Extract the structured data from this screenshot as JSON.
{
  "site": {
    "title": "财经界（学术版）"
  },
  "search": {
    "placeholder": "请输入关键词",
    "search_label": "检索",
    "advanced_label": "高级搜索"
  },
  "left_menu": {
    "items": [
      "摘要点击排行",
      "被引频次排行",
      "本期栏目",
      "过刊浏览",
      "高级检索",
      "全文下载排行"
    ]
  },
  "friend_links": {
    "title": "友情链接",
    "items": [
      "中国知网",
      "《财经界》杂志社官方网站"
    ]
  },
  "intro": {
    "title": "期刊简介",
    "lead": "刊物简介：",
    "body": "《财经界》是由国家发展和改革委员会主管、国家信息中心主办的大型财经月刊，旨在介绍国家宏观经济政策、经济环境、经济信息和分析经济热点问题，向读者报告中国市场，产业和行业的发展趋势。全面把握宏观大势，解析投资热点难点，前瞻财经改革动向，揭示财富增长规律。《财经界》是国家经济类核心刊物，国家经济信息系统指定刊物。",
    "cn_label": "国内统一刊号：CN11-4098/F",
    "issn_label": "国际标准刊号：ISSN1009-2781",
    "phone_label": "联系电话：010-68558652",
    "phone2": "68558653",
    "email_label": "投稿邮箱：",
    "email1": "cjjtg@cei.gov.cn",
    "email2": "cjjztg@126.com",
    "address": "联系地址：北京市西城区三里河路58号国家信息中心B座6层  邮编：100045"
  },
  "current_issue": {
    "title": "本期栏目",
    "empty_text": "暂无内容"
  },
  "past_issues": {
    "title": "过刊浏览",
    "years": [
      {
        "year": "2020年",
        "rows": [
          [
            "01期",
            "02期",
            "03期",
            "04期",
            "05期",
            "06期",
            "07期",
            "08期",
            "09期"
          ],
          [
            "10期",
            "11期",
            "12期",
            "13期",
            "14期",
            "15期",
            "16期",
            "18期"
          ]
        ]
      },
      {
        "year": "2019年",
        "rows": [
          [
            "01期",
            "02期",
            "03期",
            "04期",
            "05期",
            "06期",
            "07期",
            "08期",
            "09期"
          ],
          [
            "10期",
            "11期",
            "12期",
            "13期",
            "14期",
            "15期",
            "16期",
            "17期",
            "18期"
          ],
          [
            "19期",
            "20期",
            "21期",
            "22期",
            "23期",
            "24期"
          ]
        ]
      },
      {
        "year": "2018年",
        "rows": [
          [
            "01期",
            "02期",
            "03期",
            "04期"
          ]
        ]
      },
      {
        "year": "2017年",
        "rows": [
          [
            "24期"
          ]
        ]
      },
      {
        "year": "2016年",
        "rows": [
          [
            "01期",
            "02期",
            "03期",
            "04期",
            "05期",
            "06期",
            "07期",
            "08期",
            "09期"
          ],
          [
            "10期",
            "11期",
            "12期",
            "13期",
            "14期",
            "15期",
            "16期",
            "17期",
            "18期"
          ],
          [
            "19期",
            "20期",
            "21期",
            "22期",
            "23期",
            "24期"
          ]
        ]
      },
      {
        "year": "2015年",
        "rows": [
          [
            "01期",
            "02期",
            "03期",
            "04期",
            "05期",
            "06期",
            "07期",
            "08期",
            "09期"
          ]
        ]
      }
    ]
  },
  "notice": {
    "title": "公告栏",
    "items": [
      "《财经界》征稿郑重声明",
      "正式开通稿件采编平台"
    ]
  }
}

**What is required**: Make an exact copy of the material above.

**Response below**:
Extract the structured data from this screenshot as JSON.
{
  "site": {
    "title": "财经界（学术版）"
  },
  "search": {
    "placeholder": "请输入关键词",
    "search_label": "检索",
    "advanced_label": "高级搜索"
  },
  "left_menu": {
    "items": [
      "摘要点击排行",
      "被引频次排行",
      "本期栏目",
      "过刊浏览",
      "高级检索",
      "全文下载排行"
    ]
  },
  "friend_links": {
    "title": "友情链接",
    "items": [
      "中国知网",
      "《财经界》杂志社官方网站"
    ]
  },
  "intro": {
    "title": "期刊简介",
    "lead": "刊物简介：",
    "body": "《财经界》是由国家发展和改革委员会主管、国家信息中心主办的大型财经月刊，旨在介绍国家宏观经济政策、经济环境、经济信息和分析经济热点问题，向读者报告中国市场，产业和行业的发展趋势。全面把握宏观大势，解析投资热点难点，前瞻财经改革动向，揭示财富增长规律。《财经界》是国家经济类核心刊物，国家经济信息系统指定刊物。",
    "cn_label": "国内统一刊号：CN11-4098/F",
    "issn_label": "国际标准刊号：ISSN1009-2781",
    "phone_label": "联系电话：010-68558652",
    "phone2": "68558653",
    "email_label": "投稿邮箱：",
    "email1": "cjjtg@cei.gov.cn",
    "email2": "cjjztg@126.com",
    "address": "联系地址：北京市西城区三里河路58号国家信息中心B座6层  邮编：100045"
  },
  "current_issue": {
    "title": "本期栏目",
    "empty_text": "暂无内容"
  },
  "past_issues": {
    "title": "过刊浏览",
    "years": [
      {
        "year": "2020年",
        "rows": [
          [
            "01期",
            "02期",
            "03期",
            "04期",
            "05期",
            "06期",
            "07期",
            "08期",
            "09期"
          ],
          [
            "10期",
            "11期",
            "12期",
            "13期",
            "14期",
            "15期",
            "16期",
            "18期"
          ]
        ]
      },
      {
        "year": "2019年",
        "rows": [
          [
            "01期",
            "02期",
            "03期",
            "04期",
            "05期",
            "06期",
            "07期",
            "08期",
            "09期"
          ],
          [
            "10期",
            "11期",
            "12期",
            "13期",
            "14期",
            "15期",
            "16期",
            "17期",
            "18期"
          ],
          [
            "19期",
            "20期",
            "21期",
            "22期",
            "23期",
            "24期"
          ]
        ]
      },
      {
        "year": "2018年",
        "rows": [
          [
            "01期",
            "02期",
            "03期",
            "04期"
          ]
        ]
      },
      {
        "year": "2017年",
        "rows": [
          [
            "24期"
          ]
        ]
      },
      {
        "year": "2016年",
        "rows": [
          [
            "01期",
            "02期",
            "03期",
            "04期",
            "05期",
            "06期",
            "07期",
            "08期",
            "09期"
          ],
          [
            "10期",
            "11期",
            "12期",
            "13期",
            "14期",
            "15期",
            "16期",
            "17期",
            "18期"
          ],
          [
            "19期",
            "20期",
            "21期",
            "22期",
            "23期",
            "24期"
          ]
        ]
      },
      {
        "year": "2015年",
        "rows": [
          [
            "01期",
            "02期",
            "03期",
            "04期",
            "05期",
            "06期",
            "07期",
            "08期",
            "09期"
          ]
        ]
      }
    ]
  },
  "notice": {
    "title": "公告栏",
    "items": [
      "《财经界》征稿郑重声明",
      "正式开通稿件采编平台"
    ]
  }
}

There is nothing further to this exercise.